- Opdrachten
1: Uit welke chip bestaat volgens de leestekst de engine van de ZeroUno DAC?
2: Citeer uit de leestekst het stuk van "Dat doet deze" tot en met "maakt echt muziek.".

- Leestekst
——
Ook klinkt de ZeroUno DAC erg schoon. In vergelijking met de Moon klinkt deze DAC een streepje warmer en iets ronder. De Moon neemt dan weer een voorsprong op het gebied van autoriteit en een zekere mate van stabiliteit. De Moon presenteert zo’n uiterst solide fundament, waar de ZeroUno DAC iets lichtvoetiger is. Beide apparaten kunnen zo’n enorme dichte muur van geluid neerzetten. De zeer lichte warmte van de Italiaan zal niet zozeer door de buizen veroorzaakt worden. Buizen zijn van nature gortneutraal. Dat wordt in veel buizen(voor)versterkers verpest door een overdaad van condensatoren. Waarschijnlijk komt het streepje warmte uit de Lundahl trafo’s. In veel professionele apparatuur is de invloed van de trafo vaak merkbaar en een reden voor recording engineers om zo’n apparaat te kiezen. Denk aan de Marinairs in Neve-apparatuur en de beroemde Haufe-transformers. Maakt de ZeroUno DAC nou muziek op een analoge manier?

Ja en nee. Ja, omdat luisteren een genot is en je volledig in de muziek wordt getrokken. Ook ja, omdat het door deze DAC geproduceerde geluid dicht in de buurt komt van wat analoge systemen kunnen. Hoewel Mario Canever een enorme hoeveelheid slimme technologie rondom de standaard ESS-chip heeft toegevoegd, ga je in de luistermode echt over de grens. De ZeroUno DAC sleept je aan je haren binnen het muzikale gebeuren en elke gedachte aan techniek is daarmee kansloos. Daarmee onderstreept deze DAC de focus van Mario op de muziek. Aan de andere kant is er een bescheiden ‘nee’, maar dat geldt voor vrijwel alle momenteel in de markt zijnde DAC’s. In vergelijking met wat een volledig optimaal werkende platenspeler doet, zoals de TechDAS of de SPEC, is er nog steeds een verschil.

Dan gaat het niet om de prestatie die de gemiddelde platenspeler neerzet. Die komt vaak niet eens in de buurt van cd-weergave. Het gaat dan om de hogeschool van de analoge kunst. Prestatielevels vanaf een plaat of tape die velen helaas nog nooit in optimale omstandigheden hebben mogen beleven. Dat verschil bestaat uit realisme, plasticiteit, verdere dynamiek en verdere snelheid. Analoog geluid op zo’n niveau veroorzaakt méér het gevoel alsof je naar een live-presentatie luistert. Als je het naast elkaar beluistert, dan is het verschil ogenblikkelijk duidelijk, maar het is in woorden best moeilijk te vatten. 

ZeroUno DAC - Conclusie

De ZeroUno DAC kenmerkt zich door de fraaie en degelijke constructie. In- en uitgangen zijn bijvoorbeeld echte Neutriks. De vormgeving is enigszins retro. De engine bestaat uit de inmiddels zeer bekende ESS ES9018 DAC. Fabrikanten voegen daar hun eigen infrastructuur aan toe. Mario Canever doet dat vanuit een enorme technische materie-kennis. Dat doet volledig recht aan de sublieme kwaliteiten van de 9018. De ZeroUno DAC heeft iets ambachtelijks. Binnen de gekozen budgetklasse is het haast een cost-no-object product geworden. Die subliem uitgevoerde techniek staat volledig in dienst van de weergave van muziek.

Dat doet deze CanEVER dan ook voortreffelijk. Een betere DAC in deze prijsklasse zal nauwelijks vindbaar zijn. In vergelijking met andere op de ESS-chip gebaseerde DAC’s zijn er uiteraard verschillen. Die zijn klein en vaak subtiel. Soms is er uit zo’n 9018 net iets méér te halen, maar dan valt zo’n converter weer in een heel andere budgetklasse. Wie het prijsje voor deze DAC wil aftikken, beschikt voor dat geld over een van de mooiste en analoog klinkende DAC’s. Het ding maakt echt muziek.
——
[Gegevens voor documentbegrip]

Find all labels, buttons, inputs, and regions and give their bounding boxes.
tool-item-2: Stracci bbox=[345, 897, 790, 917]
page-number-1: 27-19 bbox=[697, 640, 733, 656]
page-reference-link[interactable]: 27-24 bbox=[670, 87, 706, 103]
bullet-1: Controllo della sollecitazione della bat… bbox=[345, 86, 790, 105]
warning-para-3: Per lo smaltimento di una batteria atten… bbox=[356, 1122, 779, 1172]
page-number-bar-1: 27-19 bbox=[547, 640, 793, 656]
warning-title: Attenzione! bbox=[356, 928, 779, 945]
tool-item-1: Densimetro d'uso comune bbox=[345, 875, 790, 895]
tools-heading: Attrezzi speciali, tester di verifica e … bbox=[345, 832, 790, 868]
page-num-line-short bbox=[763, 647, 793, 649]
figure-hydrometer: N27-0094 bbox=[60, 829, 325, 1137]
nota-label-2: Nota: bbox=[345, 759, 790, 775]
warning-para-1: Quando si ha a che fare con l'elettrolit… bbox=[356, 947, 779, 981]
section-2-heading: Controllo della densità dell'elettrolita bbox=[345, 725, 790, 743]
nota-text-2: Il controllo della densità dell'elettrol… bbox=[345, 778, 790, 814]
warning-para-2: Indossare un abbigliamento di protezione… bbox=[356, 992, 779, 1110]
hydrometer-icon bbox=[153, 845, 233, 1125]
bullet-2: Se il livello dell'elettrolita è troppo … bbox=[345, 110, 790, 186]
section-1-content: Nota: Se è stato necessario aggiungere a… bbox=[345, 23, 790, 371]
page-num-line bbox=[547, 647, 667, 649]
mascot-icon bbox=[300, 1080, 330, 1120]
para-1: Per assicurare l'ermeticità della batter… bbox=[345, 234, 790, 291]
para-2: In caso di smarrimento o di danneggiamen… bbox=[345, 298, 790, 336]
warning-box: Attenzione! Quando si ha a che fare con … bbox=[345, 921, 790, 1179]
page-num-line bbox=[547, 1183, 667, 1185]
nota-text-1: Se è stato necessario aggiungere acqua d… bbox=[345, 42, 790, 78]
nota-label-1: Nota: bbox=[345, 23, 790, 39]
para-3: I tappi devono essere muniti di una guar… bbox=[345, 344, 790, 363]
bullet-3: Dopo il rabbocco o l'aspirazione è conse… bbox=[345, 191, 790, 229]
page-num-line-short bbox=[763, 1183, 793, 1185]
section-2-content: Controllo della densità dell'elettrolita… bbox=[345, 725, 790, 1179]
——
- Antwoorden per opdracht
1: De ESS ES9018 DAC.

2:
Dat doet deze CanEVER dan ook voortreffelijk. Een betere DAC in deze prijsklasse zal nauwelijks vindbaar zijn. In vergelijking met andere op de ESS-chip gebaseerde DAC’s zijn er uiteraard verschillen. Die zijn klein en vaak subtiel. Soms is er uit zo’n 9018 net iets méér te halen, maar dan valt zo’n converter weer in een heel andere budgetklasse. Wie het prijsje voor deze DAC wil aftikken, beschikt voor dat geld over een van de mooiste en analoog klinkende DAC’s. Het ding maakt echt muziek.